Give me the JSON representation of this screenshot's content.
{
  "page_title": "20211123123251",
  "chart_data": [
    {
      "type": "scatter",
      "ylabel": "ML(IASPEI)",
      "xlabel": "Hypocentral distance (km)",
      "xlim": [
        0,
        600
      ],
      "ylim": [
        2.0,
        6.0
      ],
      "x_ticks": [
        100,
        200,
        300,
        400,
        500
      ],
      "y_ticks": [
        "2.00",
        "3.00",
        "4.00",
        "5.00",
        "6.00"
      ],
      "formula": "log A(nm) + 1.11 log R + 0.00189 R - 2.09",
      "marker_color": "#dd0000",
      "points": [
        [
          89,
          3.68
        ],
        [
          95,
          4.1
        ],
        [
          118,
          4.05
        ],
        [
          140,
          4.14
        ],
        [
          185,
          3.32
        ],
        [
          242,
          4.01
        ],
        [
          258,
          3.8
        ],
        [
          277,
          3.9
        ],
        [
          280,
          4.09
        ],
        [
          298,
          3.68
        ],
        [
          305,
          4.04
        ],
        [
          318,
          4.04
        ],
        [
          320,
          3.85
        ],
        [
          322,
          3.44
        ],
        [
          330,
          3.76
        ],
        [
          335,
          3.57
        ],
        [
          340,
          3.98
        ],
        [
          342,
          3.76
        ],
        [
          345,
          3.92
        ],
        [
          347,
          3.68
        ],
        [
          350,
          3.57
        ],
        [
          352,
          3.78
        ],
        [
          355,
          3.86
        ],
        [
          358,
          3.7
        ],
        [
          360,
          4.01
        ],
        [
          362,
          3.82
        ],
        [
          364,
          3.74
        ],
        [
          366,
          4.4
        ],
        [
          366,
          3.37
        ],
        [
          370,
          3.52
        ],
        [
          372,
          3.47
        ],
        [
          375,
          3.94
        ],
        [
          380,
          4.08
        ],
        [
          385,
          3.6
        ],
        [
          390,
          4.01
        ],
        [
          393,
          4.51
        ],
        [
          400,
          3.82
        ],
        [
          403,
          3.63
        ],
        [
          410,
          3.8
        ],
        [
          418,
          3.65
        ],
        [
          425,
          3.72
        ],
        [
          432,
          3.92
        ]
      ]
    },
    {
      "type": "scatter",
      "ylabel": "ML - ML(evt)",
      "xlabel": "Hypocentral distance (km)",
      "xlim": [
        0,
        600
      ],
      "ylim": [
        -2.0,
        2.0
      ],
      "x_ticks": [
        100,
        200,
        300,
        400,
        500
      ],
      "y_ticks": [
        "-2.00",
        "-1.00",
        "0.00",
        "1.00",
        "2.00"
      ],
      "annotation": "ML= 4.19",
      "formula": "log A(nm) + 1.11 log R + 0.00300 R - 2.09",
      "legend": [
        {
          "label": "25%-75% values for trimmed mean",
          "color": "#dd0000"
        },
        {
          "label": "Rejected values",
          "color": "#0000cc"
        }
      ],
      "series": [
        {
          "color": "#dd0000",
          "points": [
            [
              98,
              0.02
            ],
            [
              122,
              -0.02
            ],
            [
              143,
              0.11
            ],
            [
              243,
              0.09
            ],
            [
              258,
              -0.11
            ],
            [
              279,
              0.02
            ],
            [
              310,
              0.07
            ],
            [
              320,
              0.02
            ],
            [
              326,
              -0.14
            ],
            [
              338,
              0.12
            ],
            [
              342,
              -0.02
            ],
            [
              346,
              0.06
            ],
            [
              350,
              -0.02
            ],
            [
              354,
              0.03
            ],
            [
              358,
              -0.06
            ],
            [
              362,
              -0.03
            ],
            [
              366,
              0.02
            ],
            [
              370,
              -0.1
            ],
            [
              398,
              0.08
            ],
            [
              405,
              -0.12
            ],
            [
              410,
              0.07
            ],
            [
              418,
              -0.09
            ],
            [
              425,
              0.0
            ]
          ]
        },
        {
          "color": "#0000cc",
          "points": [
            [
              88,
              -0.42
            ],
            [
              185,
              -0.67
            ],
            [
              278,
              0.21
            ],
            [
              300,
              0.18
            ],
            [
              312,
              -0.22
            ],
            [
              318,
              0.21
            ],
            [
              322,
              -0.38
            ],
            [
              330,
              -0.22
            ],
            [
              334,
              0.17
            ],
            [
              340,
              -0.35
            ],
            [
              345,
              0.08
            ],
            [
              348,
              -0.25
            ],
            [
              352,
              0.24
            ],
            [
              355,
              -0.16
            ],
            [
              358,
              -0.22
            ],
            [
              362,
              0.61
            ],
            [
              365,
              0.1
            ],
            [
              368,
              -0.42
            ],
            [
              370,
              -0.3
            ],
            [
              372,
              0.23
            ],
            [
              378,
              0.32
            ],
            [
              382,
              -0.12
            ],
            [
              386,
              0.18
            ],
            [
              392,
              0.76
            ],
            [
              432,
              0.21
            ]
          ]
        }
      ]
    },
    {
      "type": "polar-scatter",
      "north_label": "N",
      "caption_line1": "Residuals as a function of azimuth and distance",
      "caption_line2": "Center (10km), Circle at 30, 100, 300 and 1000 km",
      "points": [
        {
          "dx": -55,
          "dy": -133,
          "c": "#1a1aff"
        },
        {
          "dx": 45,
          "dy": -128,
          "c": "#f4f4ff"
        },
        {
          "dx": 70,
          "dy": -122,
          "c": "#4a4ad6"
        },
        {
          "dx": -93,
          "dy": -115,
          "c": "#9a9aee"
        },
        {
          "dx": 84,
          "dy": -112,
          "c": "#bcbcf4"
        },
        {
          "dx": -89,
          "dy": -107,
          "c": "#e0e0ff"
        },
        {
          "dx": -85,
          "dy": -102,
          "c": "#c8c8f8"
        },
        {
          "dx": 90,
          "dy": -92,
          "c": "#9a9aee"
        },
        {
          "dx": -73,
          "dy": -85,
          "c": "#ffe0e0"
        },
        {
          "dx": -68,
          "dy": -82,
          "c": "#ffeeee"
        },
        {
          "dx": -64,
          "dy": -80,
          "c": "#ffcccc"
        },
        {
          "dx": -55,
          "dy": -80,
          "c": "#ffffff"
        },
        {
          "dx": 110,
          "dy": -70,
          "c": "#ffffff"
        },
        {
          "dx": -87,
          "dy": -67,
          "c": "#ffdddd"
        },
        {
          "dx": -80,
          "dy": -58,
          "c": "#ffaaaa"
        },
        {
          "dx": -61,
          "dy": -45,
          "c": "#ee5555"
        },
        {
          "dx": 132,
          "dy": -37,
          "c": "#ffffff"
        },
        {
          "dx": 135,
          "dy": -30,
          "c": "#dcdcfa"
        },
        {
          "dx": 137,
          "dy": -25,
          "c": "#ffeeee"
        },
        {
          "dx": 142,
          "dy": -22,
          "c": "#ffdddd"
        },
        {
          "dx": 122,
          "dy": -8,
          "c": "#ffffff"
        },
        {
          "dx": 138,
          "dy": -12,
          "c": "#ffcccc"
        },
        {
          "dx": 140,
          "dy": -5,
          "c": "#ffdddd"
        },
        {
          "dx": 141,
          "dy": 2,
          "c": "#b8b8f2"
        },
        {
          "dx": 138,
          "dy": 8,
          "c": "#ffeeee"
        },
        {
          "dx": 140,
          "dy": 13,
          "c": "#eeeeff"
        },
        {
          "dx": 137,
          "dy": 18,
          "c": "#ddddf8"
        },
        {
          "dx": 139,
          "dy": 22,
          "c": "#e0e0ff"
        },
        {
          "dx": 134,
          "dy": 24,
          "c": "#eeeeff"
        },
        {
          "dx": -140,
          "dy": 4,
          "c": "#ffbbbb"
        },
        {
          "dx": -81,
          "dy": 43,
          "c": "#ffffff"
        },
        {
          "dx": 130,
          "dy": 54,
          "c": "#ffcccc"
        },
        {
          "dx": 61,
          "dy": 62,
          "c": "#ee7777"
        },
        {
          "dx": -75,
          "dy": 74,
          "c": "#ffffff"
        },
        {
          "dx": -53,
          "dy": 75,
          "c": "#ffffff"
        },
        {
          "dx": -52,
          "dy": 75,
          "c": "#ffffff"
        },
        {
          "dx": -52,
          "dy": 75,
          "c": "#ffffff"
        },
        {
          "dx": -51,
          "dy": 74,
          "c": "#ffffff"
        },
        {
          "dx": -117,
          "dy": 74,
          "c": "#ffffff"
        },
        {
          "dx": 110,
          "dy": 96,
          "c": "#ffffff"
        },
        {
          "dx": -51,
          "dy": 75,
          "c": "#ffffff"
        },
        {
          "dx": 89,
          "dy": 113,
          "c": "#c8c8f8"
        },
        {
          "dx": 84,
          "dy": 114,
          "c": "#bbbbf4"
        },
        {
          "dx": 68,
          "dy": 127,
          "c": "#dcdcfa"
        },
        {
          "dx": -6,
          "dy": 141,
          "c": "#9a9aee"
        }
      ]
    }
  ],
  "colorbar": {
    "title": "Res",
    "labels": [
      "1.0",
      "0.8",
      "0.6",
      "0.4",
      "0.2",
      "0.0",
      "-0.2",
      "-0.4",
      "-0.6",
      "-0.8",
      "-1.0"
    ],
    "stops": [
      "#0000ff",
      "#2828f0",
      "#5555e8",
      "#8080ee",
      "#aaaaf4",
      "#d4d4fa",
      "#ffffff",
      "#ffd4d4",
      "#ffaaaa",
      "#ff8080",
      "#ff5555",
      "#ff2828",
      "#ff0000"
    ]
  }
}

■ Description of the task
Pull out all lines in the data above that include "formula".

■ Answer to this task
      "formula": "log A(nm) + 1.11 log R + 0.00189 R - 2.09",
      "formula": "log A(nm) + 1.11 log R + 0.00300 R - 2.09",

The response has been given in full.